- [What you are asked to do] Look through the listing for the word "widgets". Copy each line that has it.

**** Material shown ****

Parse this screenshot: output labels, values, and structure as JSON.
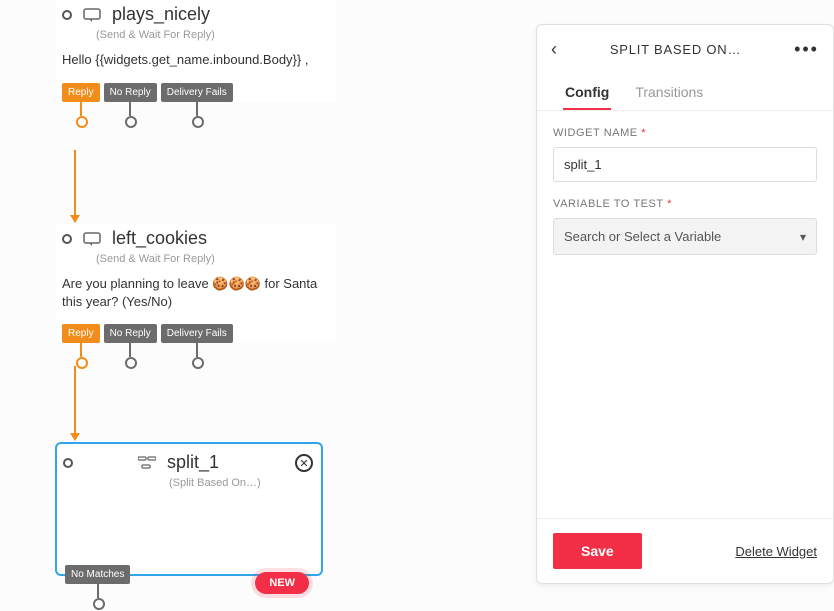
{
  "canvas": {
    "widgets": [
      {
        "id": "w1",
        "title": "plays_nicely",
        "subtitle": "(Send & Wait For Reply)",
        "body": "Hello {{widgets.get_name.inbound.Body}} ,",
        "pills": [
          "Reply",
          "No Reply",
          "Delivery Fails"
        ],
        "icon": "chat-icon"
      },
      {
        "id": "w2",
        "title": "left_cookies",
        "subtitle": "(Send & Wait For Reply)",
        "body": "Are you planning to leave 🍪🍪🍪 for Santa this year? (Yes/No)",
        "pills": [
          "Reply",
          "No Reply",
          "Delivery Fails"
        ],
        "icon": "chat-icon"
      },
      {
        "id": "w3",
        "title": "split_1",
        "subtitle": "(Split Based On…)",
        "pills_left": "No Matches",
        "pills_right": "NEW",
        "icon": "split-icon",
        "selected": true
      }
    ]
  },
  "panel": {
    "title": "SPLIT BASED ON…",
    "tabs": {
      "config": "Config",
      "transitions": "Transitions"
    },
    "widget_name_label": "WIDGET NAME",
    "widget_name_value": "split_1",
    "variable_label": "VARIABLE TO TEST",
    "variable_placeholder": "Search or Select a Variable",
    "save_label": "Save",
    "delete_label": "Delete Widget"
  }
}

****

- [Output of the task]
    "widgets": [
        "body": "Hello {{widgets.get_name.inbound.Body}} ,",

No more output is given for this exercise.